─── Provided records

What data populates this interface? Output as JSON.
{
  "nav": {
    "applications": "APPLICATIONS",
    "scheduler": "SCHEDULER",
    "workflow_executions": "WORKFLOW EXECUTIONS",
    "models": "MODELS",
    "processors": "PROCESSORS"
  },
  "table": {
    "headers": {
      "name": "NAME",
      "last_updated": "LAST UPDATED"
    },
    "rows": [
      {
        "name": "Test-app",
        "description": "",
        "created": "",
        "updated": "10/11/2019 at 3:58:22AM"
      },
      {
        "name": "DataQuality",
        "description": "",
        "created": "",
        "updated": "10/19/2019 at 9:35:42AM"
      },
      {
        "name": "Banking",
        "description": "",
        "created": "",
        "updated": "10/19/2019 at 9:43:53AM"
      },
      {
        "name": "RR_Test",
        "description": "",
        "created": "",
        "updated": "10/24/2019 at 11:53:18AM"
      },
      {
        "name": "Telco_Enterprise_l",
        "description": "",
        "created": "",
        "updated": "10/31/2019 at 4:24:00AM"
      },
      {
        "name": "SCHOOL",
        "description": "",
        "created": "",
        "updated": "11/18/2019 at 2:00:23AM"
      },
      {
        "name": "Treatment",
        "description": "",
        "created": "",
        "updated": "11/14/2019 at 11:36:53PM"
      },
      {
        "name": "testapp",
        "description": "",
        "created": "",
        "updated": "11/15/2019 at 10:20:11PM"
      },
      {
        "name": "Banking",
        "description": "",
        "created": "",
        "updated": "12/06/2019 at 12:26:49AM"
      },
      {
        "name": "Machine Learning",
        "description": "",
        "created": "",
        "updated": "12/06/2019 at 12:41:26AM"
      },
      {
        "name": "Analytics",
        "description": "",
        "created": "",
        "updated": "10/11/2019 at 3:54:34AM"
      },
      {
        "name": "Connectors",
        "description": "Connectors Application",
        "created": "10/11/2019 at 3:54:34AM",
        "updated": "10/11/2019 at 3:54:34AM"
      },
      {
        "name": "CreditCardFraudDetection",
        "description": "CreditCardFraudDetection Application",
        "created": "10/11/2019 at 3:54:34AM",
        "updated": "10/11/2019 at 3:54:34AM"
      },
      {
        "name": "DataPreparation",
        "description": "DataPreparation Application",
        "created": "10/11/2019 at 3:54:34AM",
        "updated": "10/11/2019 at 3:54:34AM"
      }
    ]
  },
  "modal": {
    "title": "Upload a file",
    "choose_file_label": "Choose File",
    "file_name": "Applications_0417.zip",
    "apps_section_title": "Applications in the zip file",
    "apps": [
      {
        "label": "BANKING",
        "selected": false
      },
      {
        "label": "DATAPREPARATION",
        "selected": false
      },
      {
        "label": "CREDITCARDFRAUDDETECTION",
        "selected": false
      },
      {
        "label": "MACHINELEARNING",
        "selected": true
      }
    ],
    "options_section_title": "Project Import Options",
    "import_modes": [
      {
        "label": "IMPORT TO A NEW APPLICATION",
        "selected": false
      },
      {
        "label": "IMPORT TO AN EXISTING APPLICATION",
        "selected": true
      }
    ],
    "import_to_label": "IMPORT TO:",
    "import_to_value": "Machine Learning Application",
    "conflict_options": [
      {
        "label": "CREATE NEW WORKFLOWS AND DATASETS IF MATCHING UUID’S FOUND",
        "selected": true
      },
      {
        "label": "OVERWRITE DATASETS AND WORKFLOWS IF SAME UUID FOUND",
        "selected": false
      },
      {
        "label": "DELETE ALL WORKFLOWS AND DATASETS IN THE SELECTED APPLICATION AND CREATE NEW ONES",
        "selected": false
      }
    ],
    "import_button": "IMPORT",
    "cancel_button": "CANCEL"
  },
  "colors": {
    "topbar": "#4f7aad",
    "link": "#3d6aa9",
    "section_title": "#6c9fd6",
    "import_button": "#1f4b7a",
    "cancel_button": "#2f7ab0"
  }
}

──────

Required task
Give back all the data exactly as written.

Output below
What data populates this interface? Output as JSON.
{
  "nav": {
    "applications": "APPLICATIONS",
    "scheduler": "SCHEDULER",
    "workflow_executions": "WORKFLOW EXECUTIONS",
    "models": "MODELS",
    "processors": "PROCESSORS"
  },
  "table": {
    "headers": {
      "name": "NAME",
      "last_updated": "LAST UPDATED"
    },
    "rows": [
      {
        "name": "Test-app",
        "description": "",
        "created": "",
        "updated": "10/11/2019 at 3:58:22AM"
      },
      {
        "name": "DataQuality",
        "description": "",
        "created": "",
        "updated": "10/19/2019 at 9:35:42AM"
      },
      {
        "name": "Banking",
        "description": "",
        "created": "",
        "updated": "10/19/2019 at 9:43:53AM"
      },
      {
        "name": "RR_Test",
        "description": "",
        "created": "",
        "updated": "10/24/2019 at 11:53:18AM"
      },
      {
        "name": "Telco_Enterprise_l",
        "description": "",
        "created": "",
        "updated": "10/31/2019 at 4:24:00AM"
      },
      {
        "name": "SCHOOL",
        "description": "",
        "created": "",
        "updated": "11/18/2019 at 2:00:23AM"
      },
      {
        "name": "Treatment",
        "description": "",
        "created": "",
        "updated": "11/14/2019 at 11:36:53PM"
      },
      {
        "name": "testapp",
        "description": "",
        "created": "",
        "updated": "11/15/2019 at 10:20:11PM"
      },
      {
        "name": "Banking",
        "description": "",
        "created": "",
        "updated": "12/06/2019 at 12:26:49AM"
      },
      {
        "name": "Machine Learning",
        "description": "",
        "created": "",
        "updated": "12/06/2019 at 12:41:26AM"
      },
      {
        "name": "Analytics",
        "description": "",
        "created": "",
        "updated": "10/11/2019 at 3:54:34AM"
      },
      {
        "name": "Connectors",
        "description": "Connectors Application",
        "created": "10/11/2019 at 3:54:34AM",
        "updated": "10/11/2019 at 3:54:34AM"
      },
      {
        "name": "CreditCardFraudDetection",
        "description": "CreditCardFraudDetection Application",
        "created": "10/11/2019 at 3:54:34AM",
        "updated": "10/11/2019 at 3:54:34AM"
      },
      {
        "name": "DataPreparation",
        "description": "DataPreparation Application",
        "created": "10/11/2019 at 3:54:34AM",
        "updated": "10/11/2019 at 3:54:34AM"
      }
    ]
  },
  "modal": {
    "title": "Upload a file",
    "choose_file_label": "Choose File",
    "file_name": "Applications_0417.zip",
    "apps_section_title": "Applications in the zip file",
    "apps": [
      {
        "label": "BANKING",
        "selected": false
      },
      {
        "label": "DATAPREPARATION",
        "selected": false
      },
      {
        "label": "CREDITCARDFRAUDDETECTION",
        "selected": false
      },
      {
        "label": "MACHINELEARNING",
        "selected": true
      }
    ],
    "options_section_title": "Project Import Options",
    "import_modes": [
      {
        "label": "IMPORT TO A NEW APPLICATION",
        "selected": false
      },
      {
        "label": "IMPORT TO AN EXISTING APPLICATION",
        "selected": true
      }
    ],
    "import_to_label": "IMPORT TO:",
    "import_to_value": "Machine Learning Application",
    "conflict_options": [
      {
        "label": "CREATE NEW WORKFLOWS AND DATASETS IF MATCHING UUID’S FOUND",
        "selected": true
      },
      {
        "label": "OVERWRITE DATASETS AND WORKFLOWS IF SAME UUID FOUND",
        "selected": false
      },
      {
        "label": "DELETE ALL WORKFLOWS AND DATASETS IN THE SELECTED APPLICATION AND CREATE NEW ONES",
        "selected": false
      }
    ],
    "import_button": "IMPORT",
    "cancel_button": "CANCEL"
  },
  "colors": {
    "topbar": "#4f7aad",
    "link": "#3d6aa9",
    "section_title": "#6c9fd6",
    "import_button": "#1f4b7a",
    "cancel_button": "#2f7ab0"
  }
}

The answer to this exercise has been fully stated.